##### RECORD LIST
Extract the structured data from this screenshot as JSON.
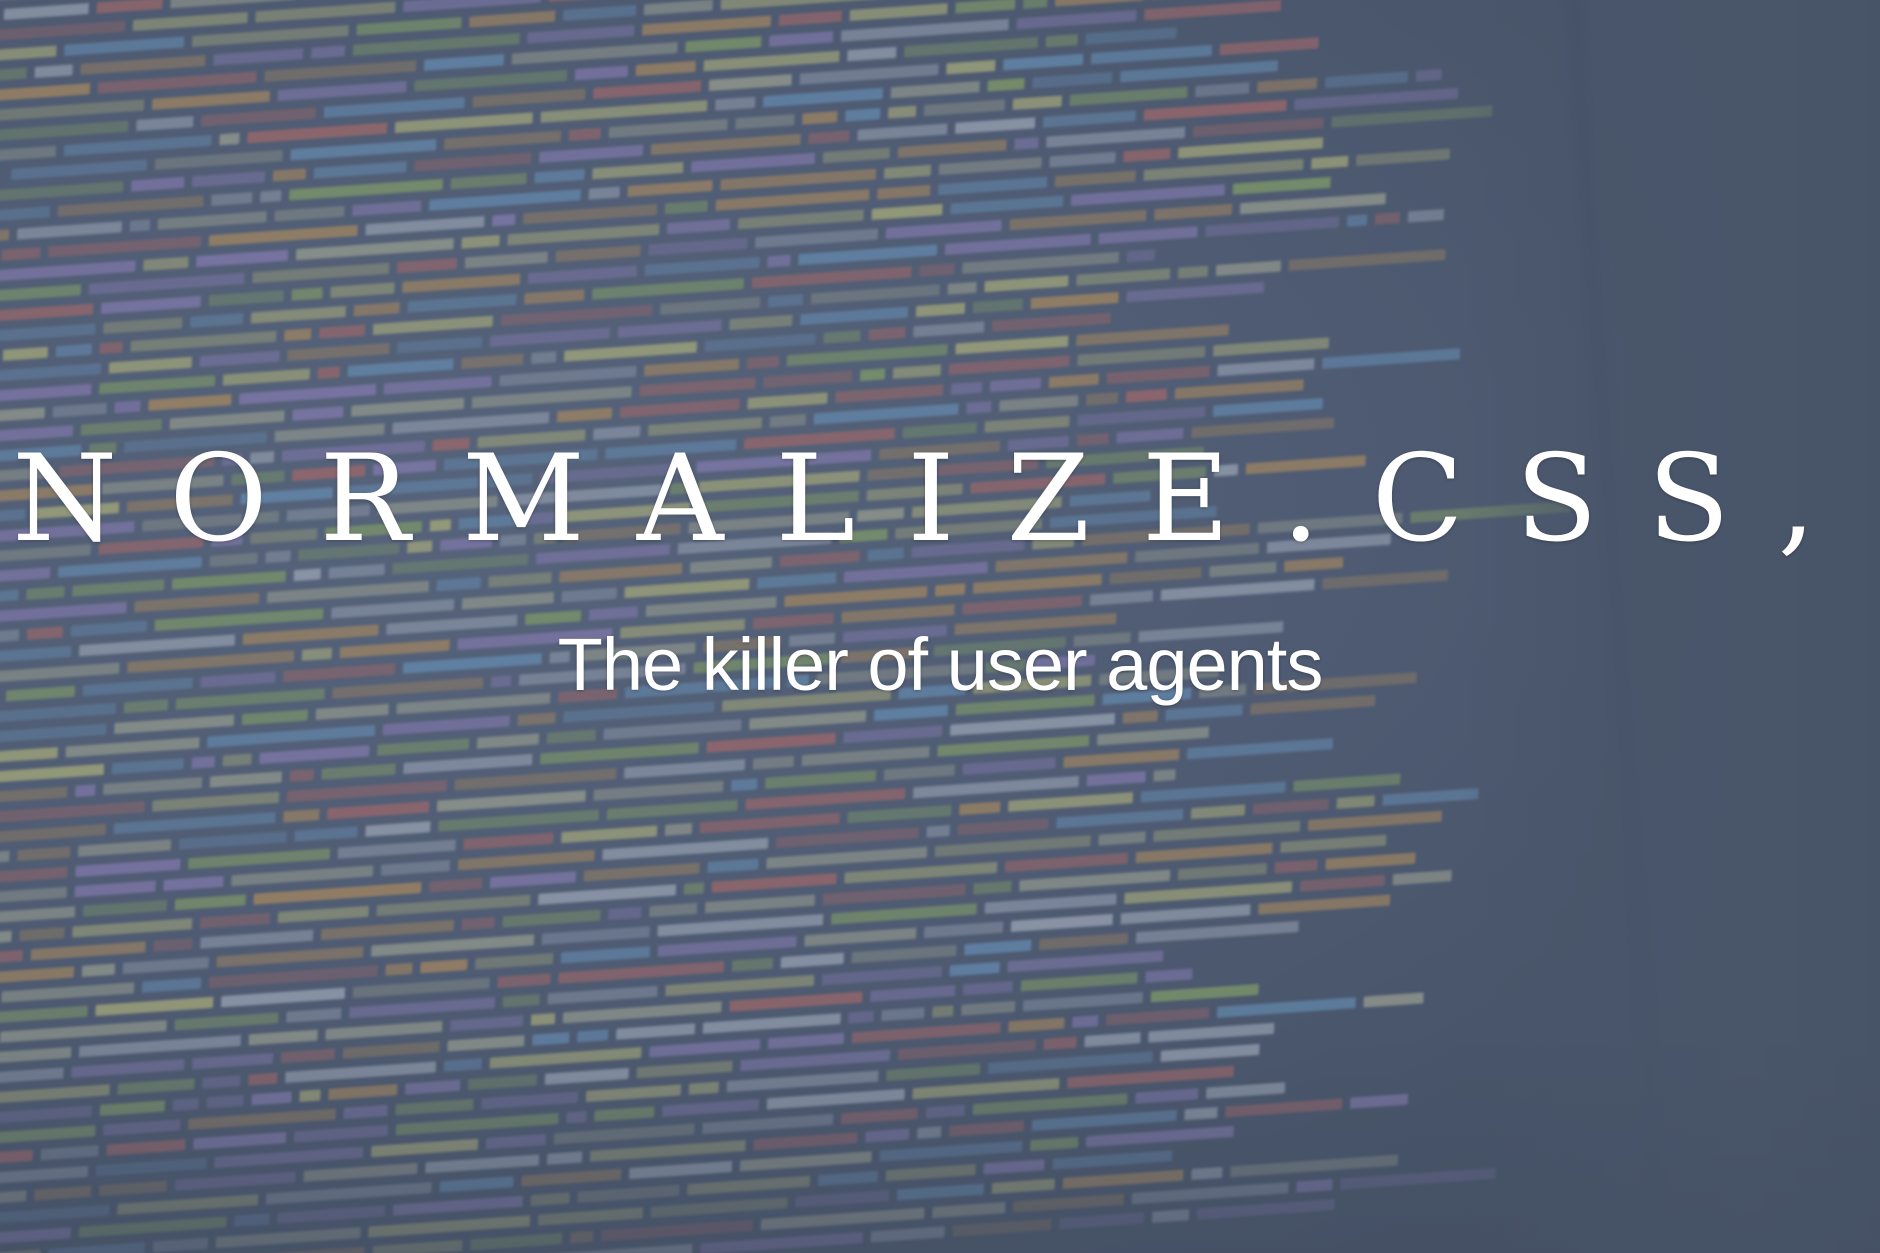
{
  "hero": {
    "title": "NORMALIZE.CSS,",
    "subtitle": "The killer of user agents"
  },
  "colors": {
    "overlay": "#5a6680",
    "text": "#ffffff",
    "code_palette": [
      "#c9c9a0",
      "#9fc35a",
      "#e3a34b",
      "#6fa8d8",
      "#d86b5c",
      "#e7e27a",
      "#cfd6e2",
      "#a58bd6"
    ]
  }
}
##########
##### RECORD LIST
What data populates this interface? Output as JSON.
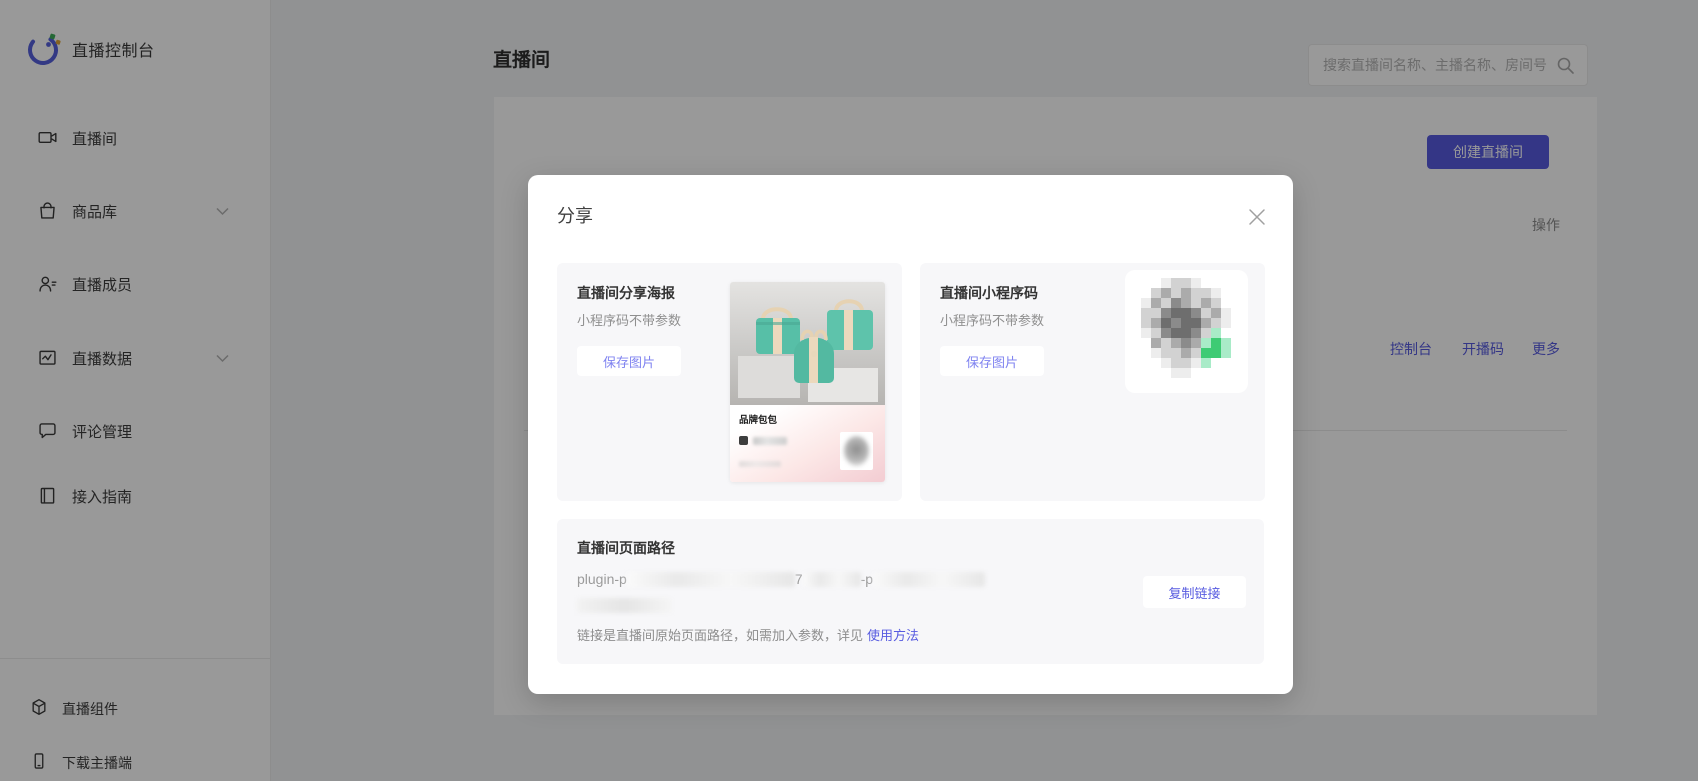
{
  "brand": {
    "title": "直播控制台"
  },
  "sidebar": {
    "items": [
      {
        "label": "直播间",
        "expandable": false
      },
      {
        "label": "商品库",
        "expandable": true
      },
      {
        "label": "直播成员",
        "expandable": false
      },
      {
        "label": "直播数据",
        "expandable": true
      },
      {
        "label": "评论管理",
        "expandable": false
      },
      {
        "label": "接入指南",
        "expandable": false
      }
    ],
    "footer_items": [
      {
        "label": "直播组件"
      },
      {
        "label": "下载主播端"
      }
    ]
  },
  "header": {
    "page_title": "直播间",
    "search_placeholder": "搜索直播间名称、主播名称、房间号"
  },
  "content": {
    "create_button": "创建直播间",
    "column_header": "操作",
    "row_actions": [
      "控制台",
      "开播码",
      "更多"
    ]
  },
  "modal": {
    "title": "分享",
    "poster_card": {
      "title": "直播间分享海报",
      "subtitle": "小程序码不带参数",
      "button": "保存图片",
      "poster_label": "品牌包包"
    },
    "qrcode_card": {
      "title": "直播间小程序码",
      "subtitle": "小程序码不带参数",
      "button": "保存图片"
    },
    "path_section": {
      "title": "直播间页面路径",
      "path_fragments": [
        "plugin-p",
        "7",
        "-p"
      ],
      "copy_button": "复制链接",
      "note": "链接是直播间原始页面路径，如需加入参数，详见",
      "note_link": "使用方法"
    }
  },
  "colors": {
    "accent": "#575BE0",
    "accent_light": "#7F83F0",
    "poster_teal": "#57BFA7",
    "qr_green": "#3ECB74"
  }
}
##########
### [INSTRUCTIONS FOR THE TASK]
Your answer should be one number: the count of lines in the data above that include the word "this".

### [CORRECT ANSWER]
2